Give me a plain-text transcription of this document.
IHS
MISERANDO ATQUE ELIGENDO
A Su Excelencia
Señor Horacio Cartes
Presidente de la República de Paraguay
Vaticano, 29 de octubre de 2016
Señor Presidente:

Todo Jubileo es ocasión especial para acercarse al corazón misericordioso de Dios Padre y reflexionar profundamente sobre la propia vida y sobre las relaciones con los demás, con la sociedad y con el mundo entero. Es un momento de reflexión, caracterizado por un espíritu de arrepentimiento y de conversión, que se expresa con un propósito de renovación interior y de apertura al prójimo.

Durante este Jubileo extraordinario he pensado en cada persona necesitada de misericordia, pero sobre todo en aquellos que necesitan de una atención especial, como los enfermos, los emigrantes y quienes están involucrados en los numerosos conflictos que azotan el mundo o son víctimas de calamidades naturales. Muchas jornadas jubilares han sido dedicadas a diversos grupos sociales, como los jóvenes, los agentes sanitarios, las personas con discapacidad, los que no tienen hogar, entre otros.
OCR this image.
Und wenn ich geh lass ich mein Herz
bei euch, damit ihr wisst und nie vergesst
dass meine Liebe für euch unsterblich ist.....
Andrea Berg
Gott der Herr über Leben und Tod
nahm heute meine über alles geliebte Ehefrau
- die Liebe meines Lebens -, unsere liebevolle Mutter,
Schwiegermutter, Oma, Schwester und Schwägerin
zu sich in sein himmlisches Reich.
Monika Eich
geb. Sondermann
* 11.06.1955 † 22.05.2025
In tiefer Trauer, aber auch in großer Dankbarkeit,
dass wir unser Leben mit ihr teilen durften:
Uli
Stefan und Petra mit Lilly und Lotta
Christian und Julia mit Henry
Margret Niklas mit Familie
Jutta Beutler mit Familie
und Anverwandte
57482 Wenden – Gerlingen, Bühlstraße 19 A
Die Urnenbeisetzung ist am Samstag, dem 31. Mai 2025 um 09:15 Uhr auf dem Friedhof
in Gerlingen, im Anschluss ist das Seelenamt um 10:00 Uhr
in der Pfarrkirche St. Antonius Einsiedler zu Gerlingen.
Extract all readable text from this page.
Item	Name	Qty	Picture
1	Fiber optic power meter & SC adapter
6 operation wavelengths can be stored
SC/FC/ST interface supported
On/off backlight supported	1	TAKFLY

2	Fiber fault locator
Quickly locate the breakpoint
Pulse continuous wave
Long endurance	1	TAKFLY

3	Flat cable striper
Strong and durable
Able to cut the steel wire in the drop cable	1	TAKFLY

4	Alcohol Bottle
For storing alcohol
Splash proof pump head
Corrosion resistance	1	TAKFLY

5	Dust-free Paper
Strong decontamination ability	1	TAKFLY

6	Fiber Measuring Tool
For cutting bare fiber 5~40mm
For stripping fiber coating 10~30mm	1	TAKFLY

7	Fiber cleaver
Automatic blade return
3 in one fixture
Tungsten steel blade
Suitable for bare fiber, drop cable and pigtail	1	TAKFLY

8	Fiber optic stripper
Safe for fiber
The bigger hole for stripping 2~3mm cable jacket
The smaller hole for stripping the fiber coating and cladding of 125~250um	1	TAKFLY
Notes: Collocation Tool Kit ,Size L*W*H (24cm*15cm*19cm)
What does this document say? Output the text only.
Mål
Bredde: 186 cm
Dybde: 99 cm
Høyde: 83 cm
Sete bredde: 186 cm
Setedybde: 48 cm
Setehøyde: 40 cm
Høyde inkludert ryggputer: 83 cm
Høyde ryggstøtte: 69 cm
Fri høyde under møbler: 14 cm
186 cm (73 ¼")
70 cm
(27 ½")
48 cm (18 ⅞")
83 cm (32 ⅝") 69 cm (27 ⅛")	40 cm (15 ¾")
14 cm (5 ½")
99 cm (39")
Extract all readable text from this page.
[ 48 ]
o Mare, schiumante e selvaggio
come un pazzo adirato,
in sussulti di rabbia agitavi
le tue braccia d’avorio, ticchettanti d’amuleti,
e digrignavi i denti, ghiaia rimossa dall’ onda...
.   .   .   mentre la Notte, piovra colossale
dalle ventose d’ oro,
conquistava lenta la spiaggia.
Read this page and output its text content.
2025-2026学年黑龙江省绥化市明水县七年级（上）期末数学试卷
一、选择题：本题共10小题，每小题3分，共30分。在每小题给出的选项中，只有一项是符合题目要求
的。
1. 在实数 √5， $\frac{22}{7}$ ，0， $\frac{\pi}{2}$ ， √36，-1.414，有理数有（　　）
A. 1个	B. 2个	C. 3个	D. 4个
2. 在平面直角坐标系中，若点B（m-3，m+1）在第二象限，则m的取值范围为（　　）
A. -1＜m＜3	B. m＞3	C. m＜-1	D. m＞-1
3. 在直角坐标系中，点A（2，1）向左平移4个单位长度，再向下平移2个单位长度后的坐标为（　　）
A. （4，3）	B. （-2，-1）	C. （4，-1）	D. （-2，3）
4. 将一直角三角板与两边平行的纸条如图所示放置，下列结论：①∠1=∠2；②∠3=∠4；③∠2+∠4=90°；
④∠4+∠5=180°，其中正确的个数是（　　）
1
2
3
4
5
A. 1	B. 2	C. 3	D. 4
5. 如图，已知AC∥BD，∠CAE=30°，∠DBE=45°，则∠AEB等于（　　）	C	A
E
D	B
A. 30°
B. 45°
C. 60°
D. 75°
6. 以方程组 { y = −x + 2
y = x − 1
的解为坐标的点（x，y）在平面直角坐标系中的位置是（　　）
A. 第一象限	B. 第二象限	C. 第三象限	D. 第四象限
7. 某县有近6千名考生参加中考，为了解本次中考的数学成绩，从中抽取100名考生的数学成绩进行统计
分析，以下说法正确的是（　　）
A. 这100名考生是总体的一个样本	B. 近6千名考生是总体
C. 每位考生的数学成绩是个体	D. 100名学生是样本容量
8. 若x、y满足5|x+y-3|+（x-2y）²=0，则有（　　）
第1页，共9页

===============

Produce an exact copy of every entry above.

• **COMPLETE OUTPUT**:
Give me a plain-text transcription of this document.
IHS
MISERANDO ATQUE ELIGENDO
A Su Excelencia
Señor Horacio Cartes
Presidente de la República de Paraguay
Vaticano, 29 de octubre de 2016
Señor Presidente:

Todo Jubileo es ocasión especial para acercarse al corazón misericordioso de Dios Padre y reflexionar profundamente sobre la propia vida y sobre las relaciones con los demás, con la sociedad y con el mundo entero. Es un momento de reflexión, caracterizado por un espíritu de arrepentimiento y de conversión, que se expresa con un propósito de renovación interior y de apertura al prójimo.

Durante este Jubileo extraordinario he pensado en cada persona necesitada de misericordia, pero sobre todo en aquellos que necesitan de una atención especial, como los enfermos, los emigrantes y quienes están involucrados en los numerosos conflictos que azotan el mundo o son víctimas de calamidades naturales. Muchas jornadas jubilares han sido dedicadas a diversos grupos sociales, como los jóvenes, los agentes sanitarios, las personas con discapacidad, los que no tienen hogar, entre otros.
OCR this image.
Und wenn ich geh lass ich mein Herz
bei euch, damit ihr wisst und nie vergesst
dass meine Liebe für euch unsterblich ist.....
Andrea Berg
Gott der Herr über Leben und Tod
nahm heute meine über alles geliebte Ehefrau
- die Liebe meines Lebens -, unsere liebevolle Mutter,
Schwiegermutter, Oma, Schwester und Schwägerin
zu sich in sein himmlisches Reich.
Monika Eich
geb. Sondermann
* 11.06.1955 † 22.05.2025
In tiefer Trauer, aber auch in großer Dankbarkeit,
dass wir unser Leben mit ihr teilen durften:
Uli
Stefan und Petra mit Lilly und Lotta
Christian und Julia mit Henry
Margret Niklas mit Familie
Jutta Beutler mit Familie
und Anverwandte
57482 Wenden – Gerlingen, Bühlstraße 19 A
Die Urnenbeisetzung ist am Samstag, dem 31. Mai 2025 um 09:15 Uhr auf dem Friedhof
in Gerlingen, im Anschluss ist das Seelenamt um 10:00 Uhr
in der Pfarrkirche St. Antonius Einsiedler zu Gerlingen.
Extract all readable text from this page.
Item	Name	Qty	Picture
1	Fiber optic power meter & SC adapter
6 operation wavelengths can be stored
SC/FC/ST interface supported
On/off backlight supported	1	TAKFLY

2	Fiber fault locator
Quickly locate the breakpoint
Pulse continuous wave
Long endurance	1	TAKFLY

3	Flat cable striper
Strong and durable
Able to cut the steel wire in the drop cable	1	TAKFLY

4	Alcohol Bottle
For storing alcohol
Splash proof pump head
Corrosion resistance	1	TAKFLY

5	Dust-free Paper
Strong decontamination ability	1	TAKFLY

6	Fiber Measuring Tool
For cutting bare fiber 5~40mm
For stripping fiber coating 10~30mm	1	TAKFLY

7	Fiber cleaver
Automatic blade return
3 in one fixture
Tungsten steel blade
Suitable for bare fiber, drop cable and pigtail	1	TAKFLY

8	Fiber optic stripper
Safe for fiber
The bigger hole for stripping 2~3mm cable jacket
The smaller hole for stripping the fiber coating and cladding of 125~250um	1	TAKFLY
Notes: Collocation Tool Kit ,Size L*W*H (24cm*15cm*19cm)
What does this document say? Output the text only.
Mål
Bredde: 186 cm
Dybde: 99 cm
Høyde: 83 cm
Sete bredde: 186 cm
Setedybde: 48 cm
Setehøyde: 40 cm
Høyde inkludert ryggputer: 83 cm
Høyde ryggstøtte: 69 cm
Fri høyde under møbler: 14 cm
186 cm (73 ¼")
70 cm
(27 ½")
48 cm (18 ⅞")
83 cm (32 ⅝") 69 cm (27 ⅛")	40 cm (15 ¾")
14 cm (5 ½")
99 cm (39")
Extract all readable text from this page.
[ 48 ]
o Mare, schiumante e selvaggio
come un pazzo adirato,
in sussulti di rabbia agitavi
le tue braccia d’avorio, ticchettanti d’amuleti,
e digrignavi i denti, ghiaia rimossa dall’ onda...
.   .   .   mentre la Notte, piovra colossale
dalle ventose d’ oro,
conquistava lenta la spiaggia.
Read this page and output its text content.
2025-2026学年黑龙江省绥化市明水县七年级（上）期末数学试卷
一、选择题：本题共10小题，每小题3分，共30分。在每小题给出的选项中，只有一项是符合题目要求
的。
1. 在实数 √5， $\frac{22}{7}$ ，0， $\frac{\pi}{2}$ ， √36，-1.414，有理数有（　　）
A. 1个	B. 2个	C. 3个	D. 4个
2. 在平面直角坐标系中，若点B（m-3，m+1）在第二象限，则m的取值范围为（　　）
A. -1＜m＜3	B. m＞3	C. m＜-1	D. m＞-1
3. 在直角坐标系中，点A（2，1）向左平移4个单位长度，再向下平移2个单位长度后的坐标为（　　）
A. （4，3）	B. （-2，-1）	C. （4，-1）	D. （-2，3）
4. 将一直角三角板与两边平行的纸条如图所示放置，下列结论：①∠1=∠2；②∠3=∠4；③∠2+∠4=90°；
④∠4+∠5=180°，其中正确的个数是（　　）
1
2
3
4
5
A. 1	B. 2	C. 3	D. 4
5. 如图，已知AC∥BD，∠CAE=30°，∠DBE=45°，则∠AEB等于（　　）	C	A
E
D	B
A. 30°
B. 45°
C. 60°
D. 75°
6. 以方程组 { y = −x + 2
y = x − 1
的解为坐标的点（x，y）在平面直角坐标系中的位置是（　　）
A. 第一象限	B. 第二象限	C. 第三象限	D. 第四象限
7. 某县有近6千名考生参加中考，为了解本次中考的数学成绩，从中抽取100名考生的数学成绩进行统计
分析，以下说法正确的是（　　）
A. 这100名考生是总体的一个样本	B. 近6千名考生是总体
C. 每位考生的数学成绩是个体	D. 100名学生是样本容量
8. 若x、y满足5|x+y-3|+（x-2y）²=0，则有（　　）
第1页，共9页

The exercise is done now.